**Set exercise:**
Using the data below, tally the lines that include the string "Adobe". Only the number is wanted.
┄┄┄┄┄┄
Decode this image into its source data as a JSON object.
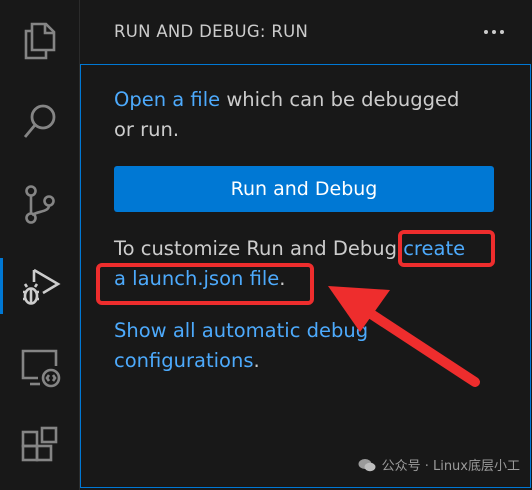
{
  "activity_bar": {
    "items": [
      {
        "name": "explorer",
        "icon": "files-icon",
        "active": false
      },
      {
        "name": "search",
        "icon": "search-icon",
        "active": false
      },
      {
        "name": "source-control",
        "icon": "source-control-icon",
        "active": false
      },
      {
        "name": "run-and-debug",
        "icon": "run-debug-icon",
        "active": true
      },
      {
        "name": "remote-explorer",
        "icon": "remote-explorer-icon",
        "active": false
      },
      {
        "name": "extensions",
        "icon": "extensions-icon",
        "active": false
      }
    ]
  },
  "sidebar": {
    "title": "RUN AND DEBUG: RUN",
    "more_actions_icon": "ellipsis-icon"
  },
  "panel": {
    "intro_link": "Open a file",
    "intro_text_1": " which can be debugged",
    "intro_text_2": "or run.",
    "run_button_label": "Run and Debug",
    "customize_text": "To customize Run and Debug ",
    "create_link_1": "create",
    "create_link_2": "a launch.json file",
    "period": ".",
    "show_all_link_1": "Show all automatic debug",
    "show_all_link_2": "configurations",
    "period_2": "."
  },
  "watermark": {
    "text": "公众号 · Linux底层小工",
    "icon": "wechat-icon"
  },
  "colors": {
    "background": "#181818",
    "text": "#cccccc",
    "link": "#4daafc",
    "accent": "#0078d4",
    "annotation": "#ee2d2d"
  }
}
┄┄┄┄┄┄
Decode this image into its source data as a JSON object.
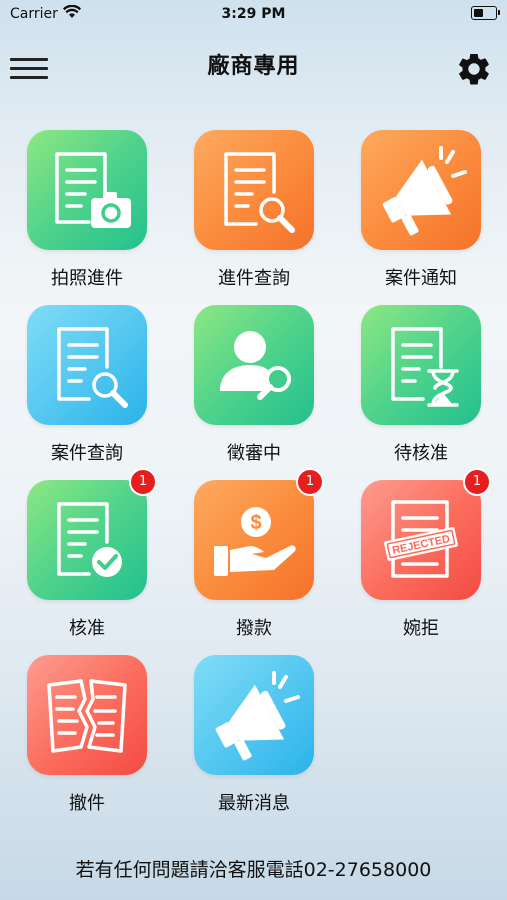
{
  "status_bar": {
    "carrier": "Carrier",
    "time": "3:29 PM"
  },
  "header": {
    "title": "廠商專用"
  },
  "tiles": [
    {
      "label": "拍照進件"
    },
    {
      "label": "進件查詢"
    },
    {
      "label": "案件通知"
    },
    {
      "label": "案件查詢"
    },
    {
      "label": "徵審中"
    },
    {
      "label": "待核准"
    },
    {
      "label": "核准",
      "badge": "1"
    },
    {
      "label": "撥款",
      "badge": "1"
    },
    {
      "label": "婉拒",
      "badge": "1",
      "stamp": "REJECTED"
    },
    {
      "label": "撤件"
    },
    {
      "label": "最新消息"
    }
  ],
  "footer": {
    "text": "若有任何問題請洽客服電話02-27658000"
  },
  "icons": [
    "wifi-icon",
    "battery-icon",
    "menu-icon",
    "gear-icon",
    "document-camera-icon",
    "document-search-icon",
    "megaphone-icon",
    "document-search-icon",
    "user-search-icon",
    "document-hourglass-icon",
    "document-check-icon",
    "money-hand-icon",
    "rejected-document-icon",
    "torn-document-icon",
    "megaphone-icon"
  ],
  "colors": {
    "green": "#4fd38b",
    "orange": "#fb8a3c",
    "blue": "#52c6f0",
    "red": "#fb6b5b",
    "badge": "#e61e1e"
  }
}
┄┄┄┄┄┄
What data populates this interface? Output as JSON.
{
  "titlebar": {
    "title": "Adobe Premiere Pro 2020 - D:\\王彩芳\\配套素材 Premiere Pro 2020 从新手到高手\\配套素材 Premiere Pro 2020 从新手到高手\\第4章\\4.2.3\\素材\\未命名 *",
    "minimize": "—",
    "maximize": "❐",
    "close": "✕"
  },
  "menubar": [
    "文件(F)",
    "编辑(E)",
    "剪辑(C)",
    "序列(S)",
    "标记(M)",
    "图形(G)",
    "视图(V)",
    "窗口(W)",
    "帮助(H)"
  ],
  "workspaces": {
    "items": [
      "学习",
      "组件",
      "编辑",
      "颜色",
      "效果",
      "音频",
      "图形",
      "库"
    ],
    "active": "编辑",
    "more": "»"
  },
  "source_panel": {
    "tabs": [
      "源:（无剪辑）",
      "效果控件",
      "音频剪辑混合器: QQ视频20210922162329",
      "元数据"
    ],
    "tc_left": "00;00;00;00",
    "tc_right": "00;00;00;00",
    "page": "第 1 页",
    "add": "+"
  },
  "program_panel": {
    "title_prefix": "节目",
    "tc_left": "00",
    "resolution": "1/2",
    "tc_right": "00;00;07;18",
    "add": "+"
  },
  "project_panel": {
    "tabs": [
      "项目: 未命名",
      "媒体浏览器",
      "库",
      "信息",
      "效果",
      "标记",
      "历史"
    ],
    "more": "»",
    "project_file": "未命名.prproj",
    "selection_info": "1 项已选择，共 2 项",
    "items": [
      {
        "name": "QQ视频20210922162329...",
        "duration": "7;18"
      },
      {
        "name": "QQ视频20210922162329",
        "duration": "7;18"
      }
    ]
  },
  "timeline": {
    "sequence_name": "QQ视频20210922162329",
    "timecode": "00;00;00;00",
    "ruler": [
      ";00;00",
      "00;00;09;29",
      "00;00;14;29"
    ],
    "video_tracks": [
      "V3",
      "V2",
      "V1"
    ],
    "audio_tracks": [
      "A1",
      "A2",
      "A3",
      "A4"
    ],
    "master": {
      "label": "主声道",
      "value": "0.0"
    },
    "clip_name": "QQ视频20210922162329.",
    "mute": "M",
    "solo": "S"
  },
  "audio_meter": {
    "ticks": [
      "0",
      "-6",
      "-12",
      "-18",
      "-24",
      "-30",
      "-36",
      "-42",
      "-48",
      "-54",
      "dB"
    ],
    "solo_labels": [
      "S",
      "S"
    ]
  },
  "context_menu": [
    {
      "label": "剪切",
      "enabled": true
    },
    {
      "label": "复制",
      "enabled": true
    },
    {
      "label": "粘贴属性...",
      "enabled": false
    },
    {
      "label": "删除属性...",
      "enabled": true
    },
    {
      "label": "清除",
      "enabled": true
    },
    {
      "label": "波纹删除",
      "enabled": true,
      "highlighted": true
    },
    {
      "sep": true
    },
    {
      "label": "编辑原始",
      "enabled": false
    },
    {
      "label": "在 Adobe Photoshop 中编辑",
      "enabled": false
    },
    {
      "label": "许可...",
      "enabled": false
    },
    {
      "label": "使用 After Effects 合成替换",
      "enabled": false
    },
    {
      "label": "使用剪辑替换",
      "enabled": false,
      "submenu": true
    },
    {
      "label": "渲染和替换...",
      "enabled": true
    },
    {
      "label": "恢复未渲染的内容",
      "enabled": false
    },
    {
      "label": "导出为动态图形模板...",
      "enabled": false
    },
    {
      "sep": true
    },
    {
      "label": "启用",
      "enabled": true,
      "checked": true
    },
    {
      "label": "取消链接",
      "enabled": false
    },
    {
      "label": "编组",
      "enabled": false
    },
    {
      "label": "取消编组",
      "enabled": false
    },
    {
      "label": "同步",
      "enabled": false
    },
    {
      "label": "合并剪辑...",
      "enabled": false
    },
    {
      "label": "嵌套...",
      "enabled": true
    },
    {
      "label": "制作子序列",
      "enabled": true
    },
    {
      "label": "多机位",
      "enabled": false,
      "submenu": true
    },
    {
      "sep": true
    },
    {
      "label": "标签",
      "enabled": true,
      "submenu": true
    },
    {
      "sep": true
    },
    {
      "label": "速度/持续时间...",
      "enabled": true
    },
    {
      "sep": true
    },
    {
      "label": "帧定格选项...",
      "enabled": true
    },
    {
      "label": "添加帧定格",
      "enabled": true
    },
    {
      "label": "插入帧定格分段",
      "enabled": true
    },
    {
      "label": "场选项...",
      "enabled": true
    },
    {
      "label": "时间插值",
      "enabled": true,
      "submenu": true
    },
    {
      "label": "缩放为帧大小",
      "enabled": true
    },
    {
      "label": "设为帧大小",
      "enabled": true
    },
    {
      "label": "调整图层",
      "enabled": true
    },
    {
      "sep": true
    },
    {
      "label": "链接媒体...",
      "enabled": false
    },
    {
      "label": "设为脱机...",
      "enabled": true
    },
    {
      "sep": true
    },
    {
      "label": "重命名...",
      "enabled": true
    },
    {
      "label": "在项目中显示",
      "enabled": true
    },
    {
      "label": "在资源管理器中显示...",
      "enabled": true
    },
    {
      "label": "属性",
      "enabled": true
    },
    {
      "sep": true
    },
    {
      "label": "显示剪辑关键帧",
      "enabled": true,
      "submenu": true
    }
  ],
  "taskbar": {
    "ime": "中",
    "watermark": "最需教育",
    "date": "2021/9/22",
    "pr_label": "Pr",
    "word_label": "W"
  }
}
┄┄┄┄┄┄
**Reply:**
2